Given data -

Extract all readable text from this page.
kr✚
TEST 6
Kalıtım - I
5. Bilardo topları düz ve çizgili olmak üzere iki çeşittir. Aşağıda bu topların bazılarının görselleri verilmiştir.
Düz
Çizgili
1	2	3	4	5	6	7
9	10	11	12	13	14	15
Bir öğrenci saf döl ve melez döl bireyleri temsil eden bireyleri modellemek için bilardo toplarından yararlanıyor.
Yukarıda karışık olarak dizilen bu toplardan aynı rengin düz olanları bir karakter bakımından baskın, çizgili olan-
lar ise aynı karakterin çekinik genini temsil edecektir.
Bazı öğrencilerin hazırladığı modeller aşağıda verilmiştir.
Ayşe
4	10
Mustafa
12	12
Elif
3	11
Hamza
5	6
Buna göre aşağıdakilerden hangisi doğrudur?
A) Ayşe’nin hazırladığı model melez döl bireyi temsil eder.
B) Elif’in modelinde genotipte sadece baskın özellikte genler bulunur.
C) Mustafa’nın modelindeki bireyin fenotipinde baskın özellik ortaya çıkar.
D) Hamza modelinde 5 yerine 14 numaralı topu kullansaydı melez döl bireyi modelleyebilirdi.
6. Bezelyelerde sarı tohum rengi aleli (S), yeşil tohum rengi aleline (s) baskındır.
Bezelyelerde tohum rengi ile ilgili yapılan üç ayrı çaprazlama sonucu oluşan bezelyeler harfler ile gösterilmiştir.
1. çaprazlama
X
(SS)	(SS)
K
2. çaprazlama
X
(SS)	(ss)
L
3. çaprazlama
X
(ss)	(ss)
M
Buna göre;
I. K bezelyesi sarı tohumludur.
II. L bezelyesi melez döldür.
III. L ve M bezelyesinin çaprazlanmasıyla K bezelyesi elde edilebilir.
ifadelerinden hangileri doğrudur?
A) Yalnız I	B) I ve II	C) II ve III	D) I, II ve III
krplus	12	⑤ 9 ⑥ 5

What needs to be done - Extract all of the data exactly as written.

Task result -
Extract all readable text from this page.
kr✚
TEST 6
Kalıtım - I
5. Bilardo topları düz ve çizgili olmak üzere iki çeşittir. Aşağıda bu topların bazılarının görselleri verilmiştir.
Düz
Çizgili
1	2	3	4	5	6	7
9	10	11	12	13	14	15
Bir öğrenci saf döl ve melez döl bireyleri temsil eden bireyleri modellemek için bilardo toplarından yararlanıyor.
Yukarıda karışık olarak dizilen bu toplardan aynı rengin düz olanları bir karakter bakımından baskın, çizgili olan-
lar ise aynı karakterin çekinik genini temsil edecektir.
Bazı öğrencilerin hazırladığı modeller aşağıda verilmiştir.
Ayşe
4	10
Mustafa
12	12
Elif
3	11
Hamza
5	6
Buna göre aşağıdakilerden hangisi doğrudur?
A) Ayşe’nin hazırladığı model melez döl bireyi temsil eder.
B) Elif’in modelinde genotipte sadece baskın özellikte genler bulunur.
C) Mustafa’nın modelindeki bireyin fenotipinde baskın özellik ortaya çıkar.
D) Hamza modelinde 5 yerine 14 numaralı topu kullansaydı melez döl bireyi modelleyebilirdi.
6. Bezelyelerde sarı tohum rengi aleli (S), yeşil tohum rengi aleline (s) baskındır.
Bezelyelerde tohum rengi ile ilgili yapılan üç ayrı çaprazlama sonucu oluşan bezelyeler harfler ile gösterilmiştir.
1. çaprazlama
X
(SS)	(SS)
K
2. çaprazlama
X
(SS)	(ss)
L
3. çaprazlama
X
(ss)	(ss)
M
Buna göre;
I. K bezelyesi sarı tohumludur.
II. L bezelyesi melez döldür.
III. L ve M bezelyesinin çaprazlanmasıyla K bezelyesi elde edilebilir.
ifadelerinden hangileri doğrudur?
A) Yalnız I	B) I ve II	C) II ve III	D) I, II ve III
krplus	12	⑤ 9 ⑥ 5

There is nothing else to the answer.